Source records —
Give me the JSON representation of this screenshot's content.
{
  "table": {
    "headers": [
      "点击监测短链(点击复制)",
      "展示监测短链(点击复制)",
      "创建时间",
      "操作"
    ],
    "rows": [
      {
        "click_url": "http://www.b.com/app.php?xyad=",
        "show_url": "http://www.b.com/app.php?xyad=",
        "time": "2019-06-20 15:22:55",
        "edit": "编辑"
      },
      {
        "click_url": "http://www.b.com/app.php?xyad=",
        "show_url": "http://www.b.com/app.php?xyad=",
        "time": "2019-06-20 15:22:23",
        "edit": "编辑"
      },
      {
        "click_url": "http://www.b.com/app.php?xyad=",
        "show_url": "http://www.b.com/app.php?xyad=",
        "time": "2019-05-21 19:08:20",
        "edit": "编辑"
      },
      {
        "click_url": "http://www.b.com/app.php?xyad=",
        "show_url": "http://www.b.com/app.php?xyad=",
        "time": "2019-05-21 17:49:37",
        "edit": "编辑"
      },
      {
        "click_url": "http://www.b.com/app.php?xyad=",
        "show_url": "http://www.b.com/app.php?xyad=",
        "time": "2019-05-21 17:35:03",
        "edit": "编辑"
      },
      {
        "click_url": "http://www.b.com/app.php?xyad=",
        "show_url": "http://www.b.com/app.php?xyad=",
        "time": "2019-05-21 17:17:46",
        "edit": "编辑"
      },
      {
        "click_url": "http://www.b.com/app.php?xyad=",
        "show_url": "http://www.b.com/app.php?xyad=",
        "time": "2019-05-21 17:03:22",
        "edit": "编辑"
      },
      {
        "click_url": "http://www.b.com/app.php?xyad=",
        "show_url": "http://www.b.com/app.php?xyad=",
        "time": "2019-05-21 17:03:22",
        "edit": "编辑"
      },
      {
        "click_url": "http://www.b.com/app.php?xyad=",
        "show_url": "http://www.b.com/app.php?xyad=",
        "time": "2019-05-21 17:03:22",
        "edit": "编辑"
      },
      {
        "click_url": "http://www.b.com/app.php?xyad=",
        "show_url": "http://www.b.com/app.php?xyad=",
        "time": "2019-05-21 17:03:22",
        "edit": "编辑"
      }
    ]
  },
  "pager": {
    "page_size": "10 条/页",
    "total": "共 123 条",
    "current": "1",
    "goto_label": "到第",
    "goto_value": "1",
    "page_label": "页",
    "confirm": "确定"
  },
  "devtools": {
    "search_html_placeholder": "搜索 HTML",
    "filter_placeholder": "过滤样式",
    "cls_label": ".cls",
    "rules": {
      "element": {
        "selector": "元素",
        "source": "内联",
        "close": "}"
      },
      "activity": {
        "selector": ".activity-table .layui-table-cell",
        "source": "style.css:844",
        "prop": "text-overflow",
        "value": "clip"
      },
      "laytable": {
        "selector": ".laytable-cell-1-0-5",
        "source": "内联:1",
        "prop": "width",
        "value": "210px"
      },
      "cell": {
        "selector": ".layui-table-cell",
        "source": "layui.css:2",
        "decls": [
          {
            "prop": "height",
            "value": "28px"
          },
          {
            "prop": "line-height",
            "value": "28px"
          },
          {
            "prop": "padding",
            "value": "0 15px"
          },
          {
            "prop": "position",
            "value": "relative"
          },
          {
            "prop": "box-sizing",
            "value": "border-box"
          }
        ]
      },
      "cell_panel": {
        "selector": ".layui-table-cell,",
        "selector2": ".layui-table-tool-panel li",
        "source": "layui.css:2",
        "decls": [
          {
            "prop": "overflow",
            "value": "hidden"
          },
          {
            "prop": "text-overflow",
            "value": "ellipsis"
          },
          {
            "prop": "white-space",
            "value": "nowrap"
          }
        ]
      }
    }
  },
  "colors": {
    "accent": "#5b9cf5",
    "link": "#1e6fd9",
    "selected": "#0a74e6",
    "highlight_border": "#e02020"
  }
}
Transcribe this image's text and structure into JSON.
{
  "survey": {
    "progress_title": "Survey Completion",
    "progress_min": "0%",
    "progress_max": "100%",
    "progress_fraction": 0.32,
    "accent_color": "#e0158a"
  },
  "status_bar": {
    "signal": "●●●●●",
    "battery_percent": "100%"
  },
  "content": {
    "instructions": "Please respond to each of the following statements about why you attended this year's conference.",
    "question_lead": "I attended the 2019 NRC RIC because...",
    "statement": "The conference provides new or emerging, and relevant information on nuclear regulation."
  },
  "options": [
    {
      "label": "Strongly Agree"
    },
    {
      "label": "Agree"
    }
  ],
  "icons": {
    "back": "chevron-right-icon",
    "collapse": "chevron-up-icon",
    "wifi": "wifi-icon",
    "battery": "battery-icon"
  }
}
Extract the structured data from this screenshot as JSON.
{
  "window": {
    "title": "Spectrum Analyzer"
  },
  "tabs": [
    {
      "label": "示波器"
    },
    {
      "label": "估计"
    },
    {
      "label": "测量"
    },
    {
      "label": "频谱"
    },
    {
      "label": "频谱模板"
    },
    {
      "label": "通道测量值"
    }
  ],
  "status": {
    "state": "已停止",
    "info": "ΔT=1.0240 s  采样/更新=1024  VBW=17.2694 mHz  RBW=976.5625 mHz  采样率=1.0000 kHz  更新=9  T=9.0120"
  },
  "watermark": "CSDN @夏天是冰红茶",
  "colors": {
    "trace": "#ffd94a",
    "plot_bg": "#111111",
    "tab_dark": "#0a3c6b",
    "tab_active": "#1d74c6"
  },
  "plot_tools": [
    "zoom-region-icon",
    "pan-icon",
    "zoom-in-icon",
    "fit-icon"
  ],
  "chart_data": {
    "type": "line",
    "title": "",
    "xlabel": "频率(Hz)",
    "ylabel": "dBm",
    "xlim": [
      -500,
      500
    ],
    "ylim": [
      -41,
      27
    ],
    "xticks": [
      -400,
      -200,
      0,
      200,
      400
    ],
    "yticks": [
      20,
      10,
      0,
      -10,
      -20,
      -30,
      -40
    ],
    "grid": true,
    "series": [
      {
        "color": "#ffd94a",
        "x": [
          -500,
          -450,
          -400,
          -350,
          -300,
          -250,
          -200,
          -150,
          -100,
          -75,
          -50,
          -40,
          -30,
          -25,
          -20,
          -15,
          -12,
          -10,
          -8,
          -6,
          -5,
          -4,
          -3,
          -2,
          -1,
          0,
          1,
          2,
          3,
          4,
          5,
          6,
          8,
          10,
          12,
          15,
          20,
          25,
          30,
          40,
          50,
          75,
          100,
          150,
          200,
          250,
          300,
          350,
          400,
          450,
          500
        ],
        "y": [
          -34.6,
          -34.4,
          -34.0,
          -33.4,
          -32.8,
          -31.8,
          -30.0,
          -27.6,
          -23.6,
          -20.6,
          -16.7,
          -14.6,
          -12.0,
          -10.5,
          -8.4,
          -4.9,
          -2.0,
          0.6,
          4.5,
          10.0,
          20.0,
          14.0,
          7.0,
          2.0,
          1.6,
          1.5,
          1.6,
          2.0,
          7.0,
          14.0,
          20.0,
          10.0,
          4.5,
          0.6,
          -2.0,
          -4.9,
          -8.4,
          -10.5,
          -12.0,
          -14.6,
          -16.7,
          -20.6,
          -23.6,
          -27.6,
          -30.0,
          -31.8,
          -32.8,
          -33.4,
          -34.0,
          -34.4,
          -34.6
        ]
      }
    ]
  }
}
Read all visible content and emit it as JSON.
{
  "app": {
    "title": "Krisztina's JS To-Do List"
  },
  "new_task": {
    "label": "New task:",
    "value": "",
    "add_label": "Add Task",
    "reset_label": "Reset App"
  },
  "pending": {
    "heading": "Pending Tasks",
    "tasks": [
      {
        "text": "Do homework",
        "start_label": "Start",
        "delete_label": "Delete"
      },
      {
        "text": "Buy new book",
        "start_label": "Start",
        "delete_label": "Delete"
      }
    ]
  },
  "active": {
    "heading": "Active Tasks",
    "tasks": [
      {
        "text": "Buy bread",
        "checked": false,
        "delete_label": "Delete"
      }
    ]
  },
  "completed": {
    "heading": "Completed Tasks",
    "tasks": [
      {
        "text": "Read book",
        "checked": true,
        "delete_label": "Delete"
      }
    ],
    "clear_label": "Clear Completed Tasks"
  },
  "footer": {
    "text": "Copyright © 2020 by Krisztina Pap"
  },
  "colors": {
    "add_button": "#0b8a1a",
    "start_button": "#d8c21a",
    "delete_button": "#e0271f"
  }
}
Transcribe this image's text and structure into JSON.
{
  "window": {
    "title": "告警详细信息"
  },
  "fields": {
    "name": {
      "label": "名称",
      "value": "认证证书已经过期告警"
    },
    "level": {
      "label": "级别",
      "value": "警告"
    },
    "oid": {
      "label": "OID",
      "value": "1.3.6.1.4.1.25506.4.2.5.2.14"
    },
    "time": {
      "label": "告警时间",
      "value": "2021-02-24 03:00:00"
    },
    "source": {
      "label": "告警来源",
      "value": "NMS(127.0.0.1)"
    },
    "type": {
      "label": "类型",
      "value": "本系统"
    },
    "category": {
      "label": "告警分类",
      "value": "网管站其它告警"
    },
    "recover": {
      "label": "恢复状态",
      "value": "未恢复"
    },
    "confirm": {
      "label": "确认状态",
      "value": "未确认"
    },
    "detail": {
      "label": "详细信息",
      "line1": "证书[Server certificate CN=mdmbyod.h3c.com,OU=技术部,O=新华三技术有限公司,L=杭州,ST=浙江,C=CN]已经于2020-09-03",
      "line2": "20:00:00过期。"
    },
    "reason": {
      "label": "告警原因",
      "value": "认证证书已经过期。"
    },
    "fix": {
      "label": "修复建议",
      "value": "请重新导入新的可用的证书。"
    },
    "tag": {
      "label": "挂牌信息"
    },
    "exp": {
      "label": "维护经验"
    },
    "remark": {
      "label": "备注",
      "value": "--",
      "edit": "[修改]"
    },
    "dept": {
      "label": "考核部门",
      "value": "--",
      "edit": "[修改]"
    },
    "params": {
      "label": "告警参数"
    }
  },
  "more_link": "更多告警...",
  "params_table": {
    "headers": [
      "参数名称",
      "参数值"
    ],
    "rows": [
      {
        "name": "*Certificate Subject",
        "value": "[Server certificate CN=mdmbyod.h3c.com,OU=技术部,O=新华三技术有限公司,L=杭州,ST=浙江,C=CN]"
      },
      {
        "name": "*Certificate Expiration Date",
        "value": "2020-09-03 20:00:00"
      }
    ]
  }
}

Aim of the task — Go over the records above and tally the lines with the word "overflow" in them. Give the number alone.

Answer to this problem — 3